## TASK DETAILS
Find all lines in the listing that include the word "Staatsangehöriger", then copy them.

## Saved entries
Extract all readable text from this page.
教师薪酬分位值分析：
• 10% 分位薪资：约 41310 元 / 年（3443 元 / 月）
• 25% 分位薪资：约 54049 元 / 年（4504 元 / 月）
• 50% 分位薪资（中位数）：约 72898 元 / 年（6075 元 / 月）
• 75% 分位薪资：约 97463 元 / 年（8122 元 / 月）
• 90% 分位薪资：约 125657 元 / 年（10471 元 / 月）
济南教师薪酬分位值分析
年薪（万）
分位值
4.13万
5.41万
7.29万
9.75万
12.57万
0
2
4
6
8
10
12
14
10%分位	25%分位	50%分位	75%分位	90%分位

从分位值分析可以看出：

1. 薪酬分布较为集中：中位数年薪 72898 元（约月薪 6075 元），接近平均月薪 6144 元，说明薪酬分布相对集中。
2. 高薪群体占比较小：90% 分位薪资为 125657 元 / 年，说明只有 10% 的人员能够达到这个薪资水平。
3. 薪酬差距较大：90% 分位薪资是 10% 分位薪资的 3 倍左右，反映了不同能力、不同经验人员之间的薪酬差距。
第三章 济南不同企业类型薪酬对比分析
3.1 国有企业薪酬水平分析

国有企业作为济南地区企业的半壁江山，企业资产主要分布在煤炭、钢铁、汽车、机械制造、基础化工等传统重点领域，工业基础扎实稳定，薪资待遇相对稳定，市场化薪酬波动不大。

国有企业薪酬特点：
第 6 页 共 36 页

==

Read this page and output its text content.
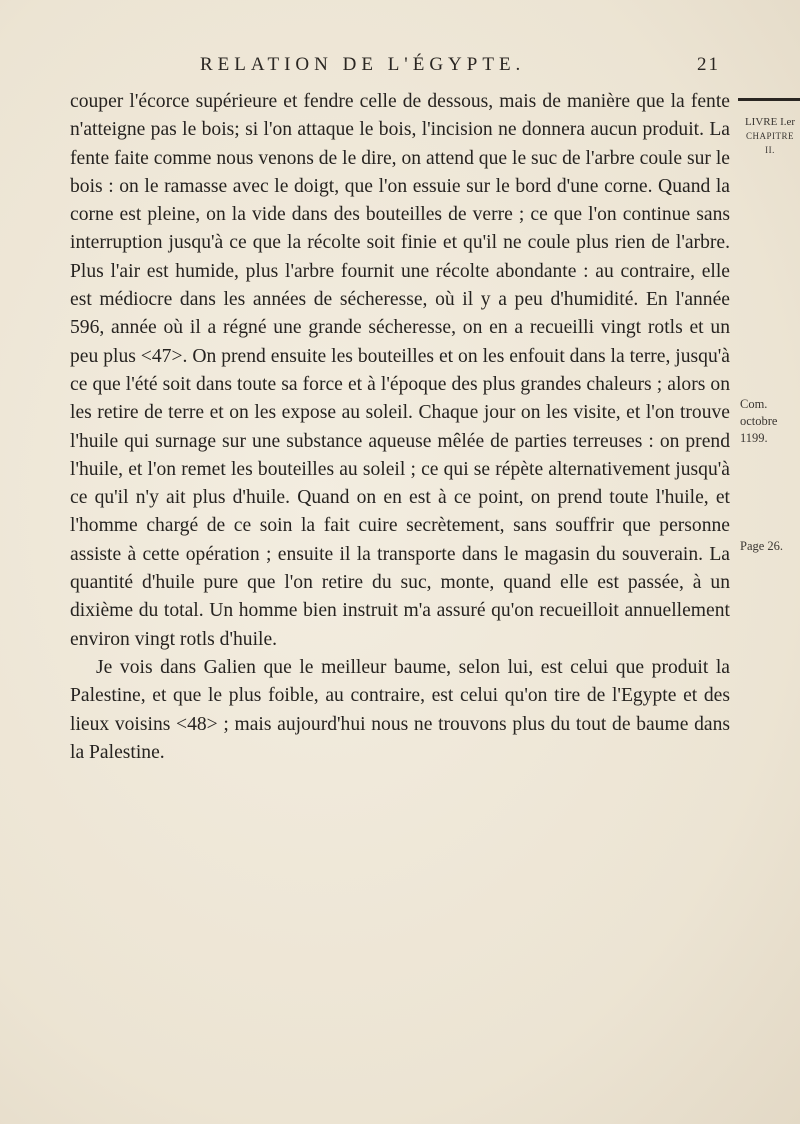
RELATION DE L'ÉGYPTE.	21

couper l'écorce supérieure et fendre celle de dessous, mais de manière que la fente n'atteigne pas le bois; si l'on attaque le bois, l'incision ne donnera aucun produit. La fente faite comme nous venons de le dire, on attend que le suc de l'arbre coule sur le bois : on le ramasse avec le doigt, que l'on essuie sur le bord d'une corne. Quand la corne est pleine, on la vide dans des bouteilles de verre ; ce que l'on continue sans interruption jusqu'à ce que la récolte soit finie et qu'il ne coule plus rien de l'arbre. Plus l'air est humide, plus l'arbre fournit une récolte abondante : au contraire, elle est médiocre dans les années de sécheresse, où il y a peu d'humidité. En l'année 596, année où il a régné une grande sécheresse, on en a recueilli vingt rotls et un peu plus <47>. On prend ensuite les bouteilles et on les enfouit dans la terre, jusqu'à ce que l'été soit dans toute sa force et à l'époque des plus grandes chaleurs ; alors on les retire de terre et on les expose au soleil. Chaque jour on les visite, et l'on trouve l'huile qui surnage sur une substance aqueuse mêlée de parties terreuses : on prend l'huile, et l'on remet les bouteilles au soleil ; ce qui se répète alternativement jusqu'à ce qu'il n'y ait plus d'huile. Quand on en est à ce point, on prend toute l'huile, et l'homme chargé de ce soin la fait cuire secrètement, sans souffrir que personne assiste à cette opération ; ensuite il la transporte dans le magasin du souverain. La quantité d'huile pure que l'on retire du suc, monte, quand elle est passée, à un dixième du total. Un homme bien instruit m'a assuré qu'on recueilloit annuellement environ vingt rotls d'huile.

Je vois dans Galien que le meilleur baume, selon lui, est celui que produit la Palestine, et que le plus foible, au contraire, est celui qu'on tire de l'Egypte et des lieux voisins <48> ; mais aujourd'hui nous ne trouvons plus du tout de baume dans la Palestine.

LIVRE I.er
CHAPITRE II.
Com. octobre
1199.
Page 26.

...

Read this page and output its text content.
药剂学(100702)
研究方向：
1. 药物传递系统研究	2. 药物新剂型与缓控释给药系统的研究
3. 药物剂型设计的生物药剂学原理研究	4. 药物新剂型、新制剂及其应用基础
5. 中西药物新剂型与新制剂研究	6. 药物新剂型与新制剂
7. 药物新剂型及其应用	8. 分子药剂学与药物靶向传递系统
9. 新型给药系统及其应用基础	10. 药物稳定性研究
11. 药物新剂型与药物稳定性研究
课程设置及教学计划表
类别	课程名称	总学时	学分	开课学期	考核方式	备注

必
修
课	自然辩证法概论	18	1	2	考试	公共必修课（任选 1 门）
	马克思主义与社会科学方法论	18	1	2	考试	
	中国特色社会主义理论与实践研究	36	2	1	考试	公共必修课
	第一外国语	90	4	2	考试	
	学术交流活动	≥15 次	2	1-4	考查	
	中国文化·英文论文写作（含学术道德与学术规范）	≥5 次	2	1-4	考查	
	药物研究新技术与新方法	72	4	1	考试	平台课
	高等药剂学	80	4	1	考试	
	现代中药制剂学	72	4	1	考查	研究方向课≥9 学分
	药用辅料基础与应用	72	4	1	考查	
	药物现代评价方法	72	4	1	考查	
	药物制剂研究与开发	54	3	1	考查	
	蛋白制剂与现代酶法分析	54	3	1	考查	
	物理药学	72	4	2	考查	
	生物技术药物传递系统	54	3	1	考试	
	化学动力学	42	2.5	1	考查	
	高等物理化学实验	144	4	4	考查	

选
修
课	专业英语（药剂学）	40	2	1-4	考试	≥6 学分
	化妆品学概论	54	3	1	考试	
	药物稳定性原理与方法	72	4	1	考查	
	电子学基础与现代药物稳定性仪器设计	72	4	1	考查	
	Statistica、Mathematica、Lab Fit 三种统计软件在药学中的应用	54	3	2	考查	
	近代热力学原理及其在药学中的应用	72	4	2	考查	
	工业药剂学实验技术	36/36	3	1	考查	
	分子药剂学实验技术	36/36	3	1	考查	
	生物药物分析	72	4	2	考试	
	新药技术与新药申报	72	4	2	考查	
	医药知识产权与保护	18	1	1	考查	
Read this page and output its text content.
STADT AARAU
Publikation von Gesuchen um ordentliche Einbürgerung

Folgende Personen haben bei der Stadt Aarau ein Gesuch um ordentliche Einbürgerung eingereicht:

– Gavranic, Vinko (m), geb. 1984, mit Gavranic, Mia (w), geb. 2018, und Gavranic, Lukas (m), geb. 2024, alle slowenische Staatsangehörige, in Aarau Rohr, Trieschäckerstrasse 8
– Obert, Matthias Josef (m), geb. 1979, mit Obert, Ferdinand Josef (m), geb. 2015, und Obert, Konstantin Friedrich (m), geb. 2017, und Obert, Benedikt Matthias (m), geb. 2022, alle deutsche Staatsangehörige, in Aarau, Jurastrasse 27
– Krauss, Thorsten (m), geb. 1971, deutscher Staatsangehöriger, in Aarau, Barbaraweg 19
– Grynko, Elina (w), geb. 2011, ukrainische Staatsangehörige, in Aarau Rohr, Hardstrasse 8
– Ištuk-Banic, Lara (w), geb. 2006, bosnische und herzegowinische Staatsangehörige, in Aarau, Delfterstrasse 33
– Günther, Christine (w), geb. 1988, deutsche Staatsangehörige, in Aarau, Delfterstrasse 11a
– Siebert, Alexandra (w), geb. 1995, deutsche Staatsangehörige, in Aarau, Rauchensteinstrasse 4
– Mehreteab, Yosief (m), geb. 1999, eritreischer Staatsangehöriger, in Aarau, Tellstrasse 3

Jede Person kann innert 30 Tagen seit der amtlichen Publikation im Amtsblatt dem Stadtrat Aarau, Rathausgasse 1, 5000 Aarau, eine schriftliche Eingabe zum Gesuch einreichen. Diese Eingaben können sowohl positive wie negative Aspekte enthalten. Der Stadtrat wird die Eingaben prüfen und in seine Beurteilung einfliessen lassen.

## PROBLEM SOLUTION
– Krauss, Thorsten (m), geb. 1971, deutscher Staatsangehöriger, in Aarau, Barbaraweg 19
– Mehreteab, Yosief (m), geb. 1999, eritreischer Staatsangehöriger, in Aarau, Tellstrasse 3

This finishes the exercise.